What to produce:
Every line below that mentions the word "communicatum" should be copied out.

Records provided:
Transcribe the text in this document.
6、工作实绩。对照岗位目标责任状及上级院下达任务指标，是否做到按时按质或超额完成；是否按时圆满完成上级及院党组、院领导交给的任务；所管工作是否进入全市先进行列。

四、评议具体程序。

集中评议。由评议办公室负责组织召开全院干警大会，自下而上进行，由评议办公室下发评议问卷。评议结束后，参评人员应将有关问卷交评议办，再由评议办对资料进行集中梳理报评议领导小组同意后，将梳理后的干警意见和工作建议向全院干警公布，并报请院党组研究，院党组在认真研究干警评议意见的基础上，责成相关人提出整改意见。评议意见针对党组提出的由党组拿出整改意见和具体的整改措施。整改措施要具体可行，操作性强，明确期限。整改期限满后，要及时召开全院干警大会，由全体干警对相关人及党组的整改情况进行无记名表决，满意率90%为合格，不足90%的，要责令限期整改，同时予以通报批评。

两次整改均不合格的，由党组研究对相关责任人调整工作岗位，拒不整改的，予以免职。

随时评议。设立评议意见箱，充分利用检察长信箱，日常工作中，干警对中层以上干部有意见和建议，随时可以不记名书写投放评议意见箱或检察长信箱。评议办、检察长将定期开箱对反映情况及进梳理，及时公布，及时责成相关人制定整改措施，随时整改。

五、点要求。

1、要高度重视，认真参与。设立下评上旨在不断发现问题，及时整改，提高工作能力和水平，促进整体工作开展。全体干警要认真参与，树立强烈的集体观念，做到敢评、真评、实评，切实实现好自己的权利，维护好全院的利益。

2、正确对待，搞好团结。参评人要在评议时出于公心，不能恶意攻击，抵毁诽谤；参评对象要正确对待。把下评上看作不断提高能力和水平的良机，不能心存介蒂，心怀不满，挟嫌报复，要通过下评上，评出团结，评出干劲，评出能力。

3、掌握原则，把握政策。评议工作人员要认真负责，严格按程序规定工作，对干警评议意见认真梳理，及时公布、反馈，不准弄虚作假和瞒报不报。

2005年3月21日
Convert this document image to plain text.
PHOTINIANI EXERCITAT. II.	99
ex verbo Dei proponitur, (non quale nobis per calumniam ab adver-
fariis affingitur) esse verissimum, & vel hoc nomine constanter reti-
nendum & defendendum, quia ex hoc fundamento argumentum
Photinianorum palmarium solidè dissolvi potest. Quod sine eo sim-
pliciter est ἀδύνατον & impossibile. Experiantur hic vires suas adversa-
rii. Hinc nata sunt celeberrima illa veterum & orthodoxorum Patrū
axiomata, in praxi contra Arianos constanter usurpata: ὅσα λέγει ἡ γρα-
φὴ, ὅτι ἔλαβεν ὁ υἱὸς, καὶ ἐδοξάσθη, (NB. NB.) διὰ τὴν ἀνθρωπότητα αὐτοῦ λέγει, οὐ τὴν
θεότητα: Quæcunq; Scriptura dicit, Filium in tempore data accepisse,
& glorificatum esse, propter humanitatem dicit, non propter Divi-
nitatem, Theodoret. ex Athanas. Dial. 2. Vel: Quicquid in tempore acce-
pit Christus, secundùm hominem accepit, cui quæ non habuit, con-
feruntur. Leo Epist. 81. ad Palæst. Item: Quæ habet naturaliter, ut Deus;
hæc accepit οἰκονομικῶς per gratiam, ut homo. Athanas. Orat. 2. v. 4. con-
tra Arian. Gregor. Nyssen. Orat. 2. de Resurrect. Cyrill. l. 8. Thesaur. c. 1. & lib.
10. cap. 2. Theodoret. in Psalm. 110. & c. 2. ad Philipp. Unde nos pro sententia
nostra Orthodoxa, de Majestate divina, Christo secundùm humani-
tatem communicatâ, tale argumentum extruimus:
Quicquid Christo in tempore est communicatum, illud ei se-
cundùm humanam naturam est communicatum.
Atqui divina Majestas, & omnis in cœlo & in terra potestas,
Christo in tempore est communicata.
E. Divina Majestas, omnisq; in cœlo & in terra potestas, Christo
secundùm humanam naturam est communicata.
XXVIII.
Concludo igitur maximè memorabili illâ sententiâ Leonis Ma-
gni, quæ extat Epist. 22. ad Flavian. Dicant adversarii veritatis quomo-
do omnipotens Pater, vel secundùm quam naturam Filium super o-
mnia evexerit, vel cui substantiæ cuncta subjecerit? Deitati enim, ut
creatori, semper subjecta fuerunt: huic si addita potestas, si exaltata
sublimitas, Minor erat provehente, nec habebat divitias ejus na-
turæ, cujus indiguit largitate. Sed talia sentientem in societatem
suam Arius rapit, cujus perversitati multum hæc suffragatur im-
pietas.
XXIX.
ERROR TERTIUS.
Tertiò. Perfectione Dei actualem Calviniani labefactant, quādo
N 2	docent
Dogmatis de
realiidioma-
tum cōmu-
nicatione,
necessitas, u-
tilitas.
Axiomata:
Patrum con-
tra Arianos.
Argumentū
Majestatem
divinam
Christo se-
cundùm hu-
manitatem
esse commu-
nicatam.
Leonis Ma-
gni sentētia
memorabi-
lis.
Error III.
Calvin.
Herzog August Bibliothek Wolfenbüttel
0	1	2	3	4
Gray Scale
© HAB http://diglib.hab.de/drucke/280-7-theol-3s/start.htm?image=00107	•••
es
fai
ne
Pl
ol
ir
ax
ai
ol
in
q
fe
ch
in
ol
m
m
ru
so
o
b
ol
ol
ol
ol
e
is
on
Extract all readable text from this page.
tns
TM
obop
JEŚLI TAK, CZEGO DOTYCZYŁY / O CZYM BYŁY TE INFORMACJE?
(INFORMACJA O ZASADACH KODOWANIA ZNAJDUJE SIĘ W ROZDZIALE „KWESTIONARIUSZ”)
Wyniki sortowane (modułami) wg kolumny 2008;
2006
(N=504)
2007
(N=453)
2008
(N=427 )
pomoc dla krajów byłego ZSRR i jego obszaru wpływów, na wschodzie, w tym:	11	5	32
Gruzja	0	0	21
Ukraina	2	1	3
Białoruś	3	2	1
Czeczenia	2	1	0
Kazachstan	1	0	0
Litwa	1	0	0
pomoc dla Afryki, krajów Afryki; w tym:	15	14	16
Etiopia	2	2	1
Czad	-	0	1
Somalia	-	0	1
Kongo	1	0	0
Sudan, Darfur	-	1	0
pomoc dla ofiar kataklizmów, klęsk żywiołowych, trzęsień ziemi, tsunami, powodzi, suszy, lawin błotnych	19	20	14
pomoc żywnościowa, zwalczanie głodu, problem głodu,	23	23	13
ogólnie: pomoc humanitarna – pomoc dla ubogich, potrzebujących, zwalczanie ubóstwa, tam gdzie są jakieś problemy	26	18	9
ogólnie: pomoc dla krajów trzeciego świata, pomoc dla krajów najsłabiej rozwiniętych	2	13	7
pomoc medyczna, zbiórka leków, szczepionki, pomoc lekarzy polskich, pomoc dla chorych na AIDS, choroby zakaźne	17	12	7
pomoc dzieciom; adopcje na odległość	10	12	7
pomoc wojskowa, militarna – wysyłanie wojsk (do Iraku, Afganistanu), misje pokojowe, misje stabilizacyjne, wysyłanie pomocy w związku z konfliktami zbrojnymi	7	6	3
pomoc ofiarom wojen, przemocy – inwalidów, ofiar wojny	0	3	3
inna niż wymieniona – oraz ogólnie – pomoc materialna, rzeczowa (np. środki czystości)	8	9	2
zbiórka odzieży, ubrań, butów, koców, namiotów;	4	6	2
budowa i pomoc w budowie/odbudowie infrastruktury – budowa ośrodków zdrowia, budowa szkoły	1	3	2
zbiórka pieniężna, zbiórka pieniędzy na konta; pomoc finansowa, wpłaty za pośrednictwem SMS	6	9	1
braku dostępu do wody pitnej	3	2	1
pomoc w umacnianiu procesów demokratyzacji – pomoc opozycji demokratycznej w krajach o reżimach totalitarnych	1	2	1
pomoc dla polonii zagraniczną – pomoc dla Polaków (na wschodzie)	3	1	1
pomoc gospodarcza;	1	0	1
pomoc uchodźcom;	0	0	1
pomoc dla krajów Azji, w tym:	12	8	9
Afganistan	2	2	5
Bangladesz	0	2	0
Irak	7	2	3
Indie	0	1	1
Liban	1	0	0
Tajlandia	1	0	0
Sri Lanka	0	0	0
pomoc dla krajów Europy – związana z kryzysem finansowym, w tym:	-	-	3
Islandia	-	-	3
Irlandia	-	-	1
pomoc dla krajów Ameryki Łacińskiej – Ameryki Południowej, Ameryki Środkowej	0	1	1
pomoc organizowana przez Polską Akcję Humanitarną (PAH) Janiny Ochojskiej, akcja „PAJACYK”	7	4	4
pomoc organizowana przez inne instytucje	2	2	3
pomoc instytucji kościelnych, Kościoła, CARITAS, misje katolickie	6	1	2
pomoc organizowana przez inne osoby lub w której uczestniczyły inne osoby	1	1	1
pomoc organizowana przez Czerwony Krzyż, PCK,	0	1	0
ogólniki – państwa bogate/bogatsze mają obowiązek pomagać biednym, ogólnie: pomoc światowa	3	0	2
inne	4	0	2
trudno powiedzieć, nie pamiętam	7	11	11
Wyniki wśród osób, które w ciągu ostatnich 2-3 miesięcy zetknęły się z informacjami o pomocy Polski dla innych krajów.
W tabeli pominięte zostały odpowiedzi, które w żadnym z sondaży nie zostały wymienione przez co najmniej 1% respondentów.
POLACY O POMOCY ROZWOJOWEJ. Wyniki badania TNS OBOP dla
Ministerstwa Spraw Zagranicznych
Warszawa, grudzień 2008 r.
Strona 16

Full solution:
Quicquid Christo in tempore est communicatum, illud ei se-
cundùm humanam naturam est communicatum.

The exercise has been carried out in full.